● Exercise objective
Only a number is wanted. Count the lines holding the string "that".

● Input for this task
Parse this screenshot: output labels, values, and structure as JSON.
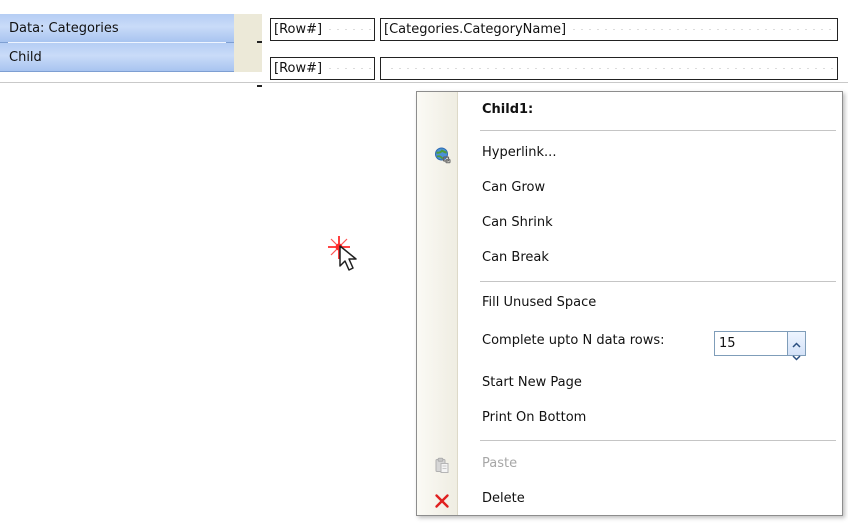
{
  "bands": {
    "data_band_label": "Data: Categories",
    "child_band_label": "Child",
    "row1": {
      "row_field": "[Row#]",
      "name_field": "[Categories.CategoryName]"
    },
    "row2": {
      "row_field": "[Row#]",
      "name_field": ""
    }
  },
  "menu": {
    "title": "Child1:",
    "items": {
      "hyperlink": "Hyperlink...",
      "can_grow": "Can Grow",
      "can_shrink": "Can Shrink",
      "can_break": "Can Break",
      "fill_unused_space": "Fill Unused Space",
      "complete_rows": "Complete upto N data rows:",
      "start_new_page": "Start New Page",
      "print_on_bottom": "Print On Bottom",
      "paste": "Paste",
      "delete": "Delete"
    },
    "complete_rows_value": "15"
  },
  "icons": {
    "hyperlink": "globe-link-icon",
    "paste": "paste-icon",
    "delete": "delete-x-icon",
    "spin_up": "chevron-up-icon",
    "spin_down": "chevron-down-icon",
    "cursor": "mouse-pointer-icon"
  },
  "colors": {
    "band_header": "#b5cdf4",
    "menu_gutter": "#efede2",
    "delete_red": "#e02020",
    "accent_blue": "#7f9db9"
  }
}
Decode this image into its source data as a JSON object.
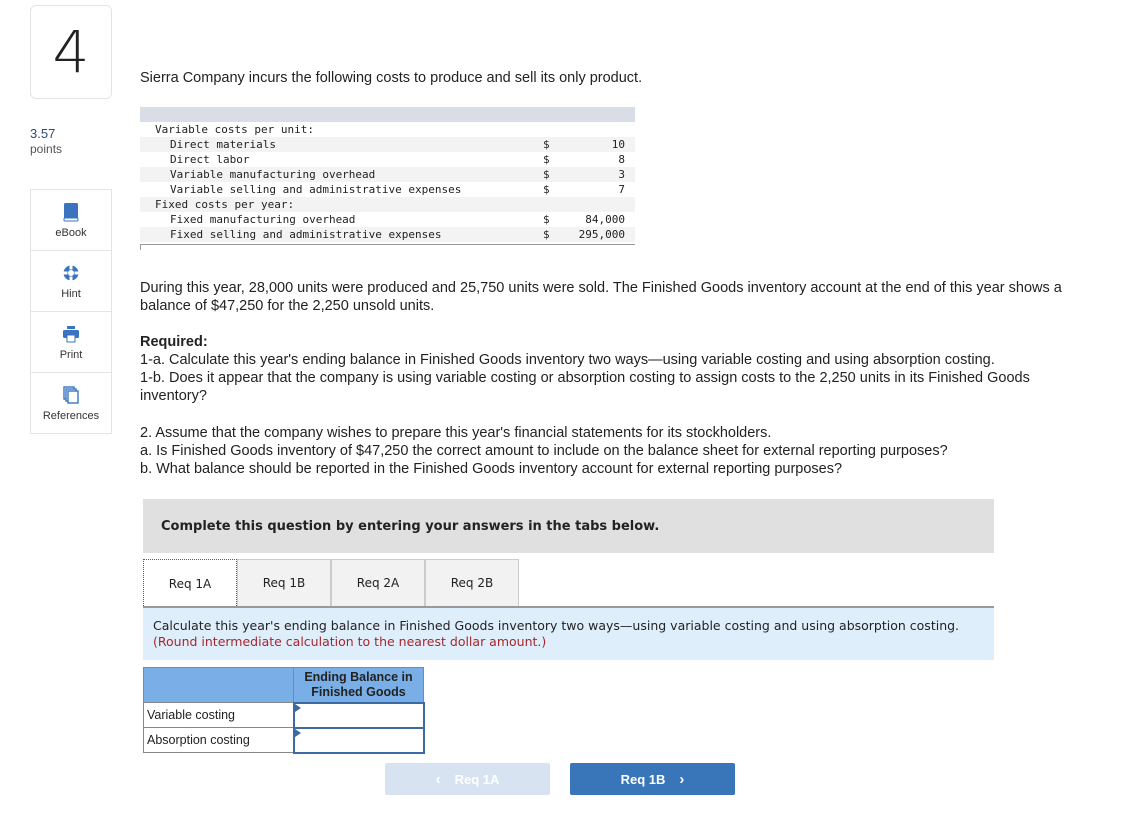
{
  "question": {
    "number": "4",
    "points_value": "3.57",
    "points_label": "points"
  },
  "tools": [
    {
      "label": "eBook",
      "icon": "book-icon"
    },
    {
      "label": "Hint",
      "icon": "lifebuoy-icon"
    },
    {
      "label": "Print",
      "icon": "printer-icon"
    },
    {
      "label": "References",
      "icon": "documents-icon"
    }
  ],
  "intro": "Sierra Company incurs the following costs to produce and sell its only product.",
  "cost_table": {
    "rows": [
      {
        "label": "Variable costs per unit:",
        "indent": false,
        "currency": "",
        "amount": ""
      },
      {
        "label": "Direct materials",
        "indent": true,
        "currency": "$",
        "amount": "10"
      },
      {
        "label": "Direct labor",
        "indent": true,
        "currency": "$",
        "amount": "8"
      },
      {
        "label": "Variable manufacturing overhead",
        "indent": true,
        "currency": "$",
        "amount": "3"
      },
      {
        "label": "Variable selling and administrative expenses",
        "indent": true,
        "currency": "$",
        "amount": "7"
      },
      {
        "label": "Fixed costs per year:",
        "indent": false,
        "currency": "",
        "amount": ""
      },
      {
        "label": "Fixed manufacturing overhead",
        "indent": true,
        "currency": "$",
        "amount": "84,000"
      },
      {
        "label": "Fixed selling and administrative expenses",
        "indent": true,
        "currency": "$",
        "amount": "295,000"
      }
    ]
  },
  "paragraphs": {
    "p1": "During this year, 28,000 units were produced and 25,750 units were sold. The Finished Goods inventory account at the end of this year shows a balance of $47,250 for the 2,250 unsold units.",
    "required_label": "Required:",
    "req_1a": "1-a. Calculate this year's ending balance in Finished Goods inventory two ways—using variable costing and using absorption costing.",
    "req_1b": "1-b. Does it appear that the company is using variable costing or absorption costing to assign costs to the 2,250 units in its Finished Goods inventory?",
    "req_2": "2. Assume that the company wishes to prepare this year's financial statements for its stockholders.",
    "req_2a": "a. Is Finished Goods inventory of $47,250 the correct amount to include on the balance sheet for external reporting purposes?",
    "req_2b": "b. What balance should be reported in the Finished Goods inventory account for external reporting purposes?"
  },
  "instruction": "Complete this question by entering your answers in the tabs below.",
  "tabs": [
    {
      "label": "Req 1A",
      "active": true
    },
    {
      "label": "Req 1B",
      "active": false
    },
    {
      "label": "Req 2A",
      "active": false
    },
    {
      "label": "Req 2B",
      "active": false
    }
  ],
  "tab_panel": {
    "text": "Calculate this year's ending balance in Finished Goods inventory two ways—using variable costing and using absorption costing. ",
    "note": "(Round intermediate calculation to the nearest dollar amount.)"
  },
  "answer_table": {
    "column_header": "Ending Balance in Finished Goods",
    "rows": [
      {
        "label": "Variable costing",
        "value": ""
      },
      {
        "label": "Absorption costing",
        "value": ""
      }
    ]
  },
  "nav": {
    "prev_label": "Req 1A",
    "next_label": "Req 1B",
    "prev_icon": "chevron-left-icon",
    "next_icon": "chevron-right-icon"
  },
  "colors": {
    "accent": "#3875b9",
    "table_header": "#79aee6",
    "panel_bg": "#dfeefb",
    "note_red": "#a8262b"
  }
}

● Solution for this problem
2